• Work to be completed
Tally the lines that contain "this" and report the total alone.

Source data
──────────────────────────────

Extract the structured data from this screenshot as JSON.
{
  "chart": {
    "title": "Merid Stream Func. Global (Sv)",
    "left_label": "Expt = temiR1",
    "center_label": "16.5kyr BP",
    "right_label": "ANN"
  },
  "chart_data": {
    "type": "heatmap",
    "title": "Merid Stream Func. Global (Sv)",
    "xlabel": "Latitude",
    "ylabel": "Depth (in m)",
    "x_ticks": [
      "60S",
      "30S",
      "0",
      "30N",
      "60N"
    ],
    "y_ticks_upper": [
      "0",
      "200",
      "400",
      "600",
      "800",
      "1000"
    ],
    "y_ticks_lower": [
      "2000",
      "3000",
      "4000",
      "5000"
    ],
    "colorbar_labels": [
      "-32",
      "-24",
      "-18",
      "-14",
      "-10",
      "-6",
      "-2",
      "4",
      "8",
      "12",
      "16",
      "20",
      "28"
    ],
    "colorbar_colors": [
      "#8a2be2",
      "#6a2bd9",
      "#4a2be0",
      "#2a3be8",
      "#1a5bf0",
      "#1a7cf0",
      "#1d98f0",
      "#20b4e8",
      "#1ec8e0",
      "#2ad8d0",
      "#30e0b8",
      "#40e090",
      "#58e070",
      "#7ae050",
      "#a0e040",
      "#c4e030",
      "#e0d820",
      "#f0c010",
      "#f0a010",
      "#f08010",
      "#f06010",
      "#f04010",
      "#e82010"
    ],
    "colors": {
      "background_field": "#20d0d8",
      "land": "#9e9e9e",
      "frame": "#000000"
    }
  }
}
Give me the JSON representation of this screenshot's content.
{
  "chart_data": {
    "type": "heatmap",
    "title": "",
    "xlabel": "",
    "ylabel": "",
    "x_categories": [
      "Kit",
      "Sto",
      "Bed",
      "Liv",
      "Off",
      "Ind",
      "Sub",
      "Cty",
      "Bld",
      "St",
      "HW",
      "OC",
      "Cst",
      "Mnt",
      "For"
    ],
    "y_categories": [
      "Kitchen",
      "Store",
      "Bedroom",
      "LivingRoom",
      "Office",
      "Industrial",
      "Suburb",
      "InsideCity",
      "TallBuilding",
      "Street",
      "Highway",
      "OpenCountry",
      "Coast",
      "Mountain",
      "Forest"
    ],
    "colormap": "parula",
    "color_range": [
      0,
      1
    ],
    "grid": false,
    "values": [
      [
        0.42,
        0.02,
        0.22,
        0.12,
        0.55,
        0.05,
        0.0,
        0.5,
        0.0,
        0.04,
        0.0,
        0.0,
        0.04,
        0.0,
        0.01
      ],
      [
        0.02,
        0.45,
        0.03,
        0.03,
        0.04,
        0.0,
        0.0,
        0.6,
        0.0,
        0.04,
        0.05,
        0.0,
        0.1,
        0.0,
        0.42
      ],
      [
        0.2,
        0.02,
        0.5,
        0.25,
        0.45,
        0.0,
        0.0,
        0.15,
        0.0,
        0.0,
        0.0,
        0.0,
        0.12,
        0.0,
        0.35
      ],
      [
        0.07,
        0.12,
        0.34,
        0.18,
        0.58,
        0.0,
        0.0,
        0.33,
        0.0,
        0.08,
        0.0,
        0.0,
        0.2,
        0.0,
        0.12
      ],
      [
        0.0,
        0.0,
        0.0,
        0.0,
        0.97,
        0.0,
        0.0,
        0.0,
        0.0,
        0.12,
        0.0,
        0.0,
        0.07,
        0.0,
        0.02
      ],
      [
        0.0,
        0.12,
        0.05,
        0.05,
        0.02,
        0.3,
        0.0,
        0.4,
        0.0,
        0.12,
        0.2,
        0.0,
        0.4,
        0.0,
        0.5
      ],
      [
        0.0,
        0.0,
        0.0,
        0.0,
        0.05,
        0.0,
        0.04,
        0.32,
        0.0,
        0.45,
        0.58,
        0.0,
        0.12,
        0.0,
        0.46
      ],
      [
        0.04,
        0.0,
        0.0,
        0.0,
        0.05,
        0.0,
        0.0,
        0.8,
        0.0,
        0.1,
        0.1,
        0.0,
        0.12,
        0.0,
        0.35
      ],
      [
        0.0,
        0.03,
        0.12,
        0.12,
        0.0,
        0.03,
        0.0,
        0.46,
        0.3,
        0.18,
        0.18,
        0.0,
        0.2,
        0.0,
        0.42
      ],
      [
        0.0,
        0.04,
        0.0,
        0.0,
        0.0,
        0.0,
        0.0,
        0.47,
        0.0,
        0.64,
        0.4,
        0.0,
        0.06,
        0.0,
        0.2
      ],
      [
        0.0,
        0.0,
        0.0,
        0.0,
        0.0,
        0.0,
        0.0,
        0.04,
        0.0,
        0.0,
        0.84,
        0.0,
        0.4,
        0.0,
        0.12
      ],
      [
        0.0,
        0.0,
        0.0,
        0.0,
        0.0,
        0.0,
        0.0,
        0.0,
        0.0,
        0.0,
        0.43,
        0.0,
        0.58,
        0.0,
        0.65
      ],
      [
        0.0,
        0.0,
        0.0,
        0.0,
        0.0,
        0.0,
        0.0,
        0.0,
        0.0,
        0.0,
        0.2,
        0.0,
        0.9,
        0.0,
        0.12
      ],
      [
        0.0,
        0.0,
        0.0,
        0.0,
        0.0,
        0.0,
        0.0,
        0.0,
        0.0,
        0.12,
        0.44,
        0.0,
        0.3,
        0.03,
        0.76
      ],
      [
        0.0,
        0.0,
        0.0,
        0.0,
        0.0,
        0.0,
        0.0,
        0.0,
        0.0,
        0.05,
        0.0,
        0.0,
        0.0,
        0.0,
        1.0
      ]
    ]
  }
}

──────────────────────────────

• Output below
2